Published today (updated) 20/02/2010 12:40

Gaza – Ma’an – Israel's siege can't stop Gaza's children from gazing at the sky, thick with warplanes and missiles as it sometimes appears.

Dozens of children will soon engage in stargazing under the supervision of Gaza-born astrophysicist Suleiman Baraka, a former employee of the US space agency NASA. Baraka's group will have the help of a telescope imported to Gaza with the help of the French Consulate General in Jerusalem and the French Cultural Center.

He said he wants to get children interested in astronomy in order to help them overcome what he calls a "stereotype" of the sky as a source of death, with its Israeli unmanned drones, helicopter gunships and fighter jets.

Baraka told Ma’an, “When we ask a child here, ‘what do you see in the Gaza sky?’ He would say he sees Apache [helicopters] and F-16s and all of the causes of death and destruction.”

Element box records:
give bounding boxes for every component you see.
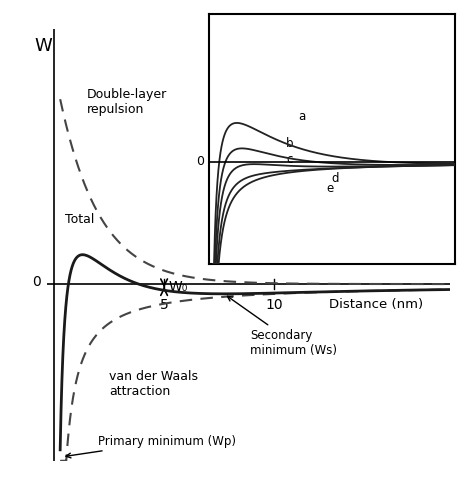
Text: 0: 0	[196, 156, 204, 168]
Text: Primary minimum (Wp): Primary minimum (Wp)	[66, 435, 236, 458]
Text: 5: 5	[160, 298, 168, 312]
Text: e: e	[327, 182, 334, 195]
Text: van der Waals
attraction: van der Waals attraction	[109, 371, 198, 398]
Text: Distance (nm): Distance (nm)	[329, 298, 423, 311]
Text: 0: 0	[32, 275, 41, 289]
Text: Secondary
minimum (Ws): Secondary minimum (Ws)	[228, 296, 337, 357]
Text: Total: Total	[65, 214, 94, 227]
Text: d: d	[332, 172, 339, 185]
Text: c: c	[286, 153, 292, 166]
Text: Double-layer
repulsion: Double-layer repulsion	[87, 88, 167, 116]
Text: W₀: W₀	[168, 280, 188, 294]
Text: b: b	[286, 137, 294, 150]
Text: W: W	[34, 36, 52, 55]
Text: 10: 10	[265, 298, 283, 312]
Text: a: a	[299, 109, 306, 122]
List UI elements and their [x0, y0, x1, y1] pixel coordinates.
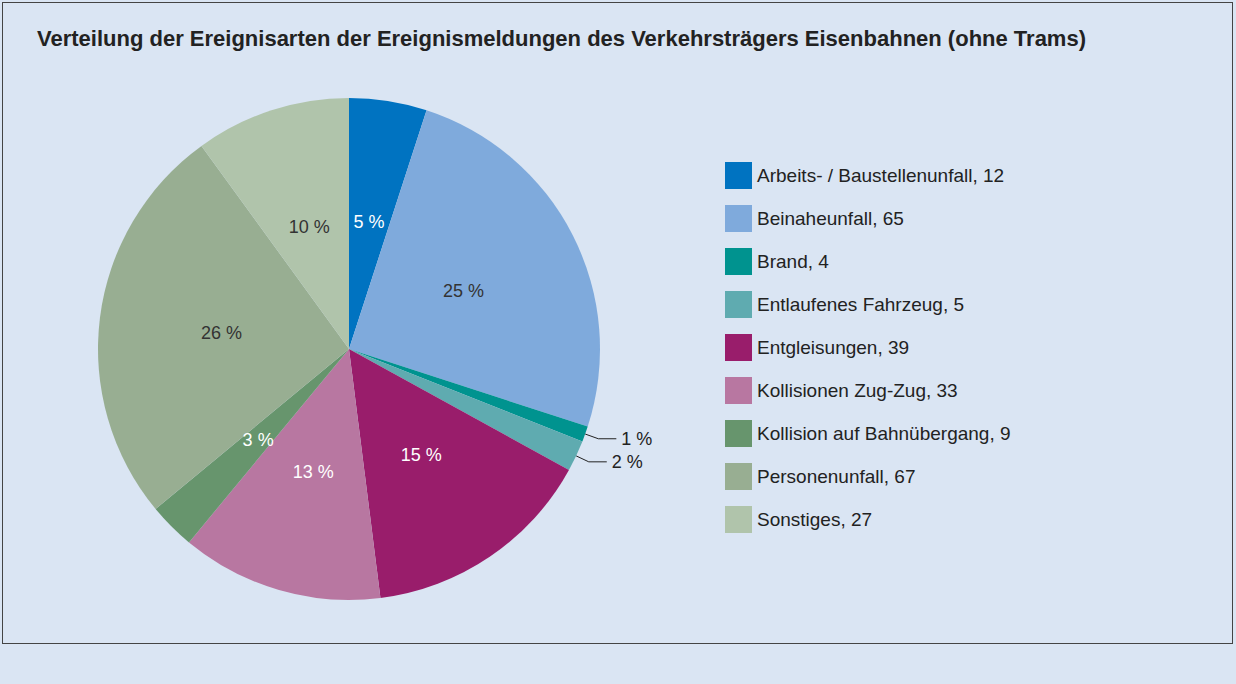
svg-text:Entgleisungen, 39: Entgleisungen, 39	[757, 337, 909, 358]
svg-text:1 %: 1 %	[621, 429, 652, 449]
svg-text:2 %: 2 %	[612, 452, 643, 472]
svg-text:13 %: 13 %	[293, 462, 334, 482]
svg-text:Entlaufenes Fahrzeug, 5: Entlaufenes Fahrzeug, 5	[757, 294, 964, 315]
svg-text:Personenunfall, 67: Personenunfall, 67	[757, 466, 915, 487]
svg-text:10 %: 10 %	[289, 217, 330, 237]
svg-text:Verteilung der Ereignisarten d: Verteilung der Ereignisarten der Ereigni…	[37, 26, 1086, 51]
svg-text:25 %: 25 %	[443, 281, 484, 301]
svg-text:Kollision auf Bahnübergang, 9: Kollision auf Bahnübergang, 9	[757, 423, 1011, 444]
svg-text:26 %: 26 %	[201, 323, 242, 343]
svg-text:Beinaheunfall, 65: Beinaheunfall, 65	[757, 208, 904, 229]
svg-text:Brand, 4: Brand, 4	[757, 251, 829, 272]
svg-text:Sonstiges, 27: Sonstiges, 27	[757, 509, 872, 530]
svg-text:3 %: 3 %	[243, 430, 274, 450]
svg-text:Kollisionen Zug-Zug, 33: Kollisionen Zug-Zug, 33	[757, 380, 958, 401]
svg-text:Arbeits- / Baustellenunfall, 1: Arbeits- / Baustellenunfall, 12	[757, 165, 1004, 186]
svg-text:5 %: 5 %	[354, 212, 385, 232]
svg-text:15 %: 15 %	[401, 445, 442, 465]
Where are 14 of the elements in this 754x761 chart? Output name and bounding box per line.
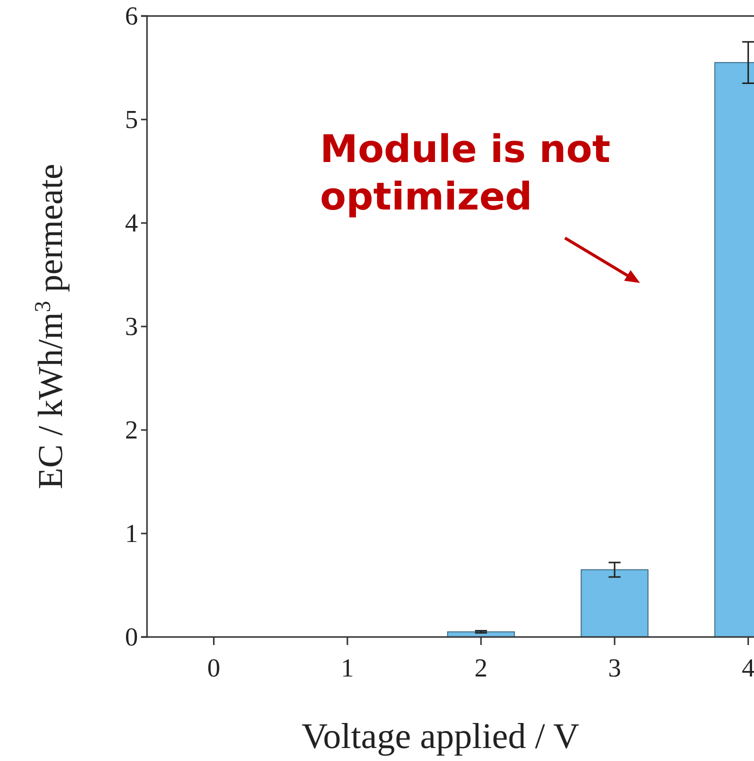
x-tick-label: 0 — [207, 654, 220, 683]
y-tick-label: 4 — [125, 208, 138, 238]
annotation: Module is not optimized — [320, 127, 610, 218]
y-tick-label: 3 — [125, 312, 138, 341]
x-axis-title: Voltage applied / V — [302, 716, 580, 756]
y-tick-label: 0 — [125, 622, 138, 652]
y-tick-label: 5 — [125, 104, 138, 134]
y-tick-label: 2 — [125, 415, 138, 444]
x-tick-label: 3 — [608, 654, 622, 683]
y-tick-label: 6 — [125, 1, 138, 30]
x-tick-label: 1 — [340, 654, 354, 683]
y-tick-label: 1 — [125, 518, 138, 548]
x-tick-label: 2 — [474, 654, 488, 683]
x-tick-label: 4 — [742, 654, 754, 683]
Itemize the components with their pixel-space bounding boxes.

> Work to complete:
Repeat the part of the Gaza stargazing report from "Dozens of children" up to and including "and fighter jets.". The records have nothing to do with the Gaza stargazing report.

> Answer to this exercise:
Dozens of children will soon engage in stargazing under the supervision of Gaza-born astrophysicist Suleiman Baraka, a former employee of the US space agency NASA. Baraka's group will have the help of a telescope imported to Gaza with the help of the French Consulate General in Jerusalem and the French Cultural Center.

He said he wants to get children interested in astronomy in order to help them overcome what he calls a "stereotype" of the sky as a source of death, with its Israeli unmanned drones, helicopter gunships and fighter jets.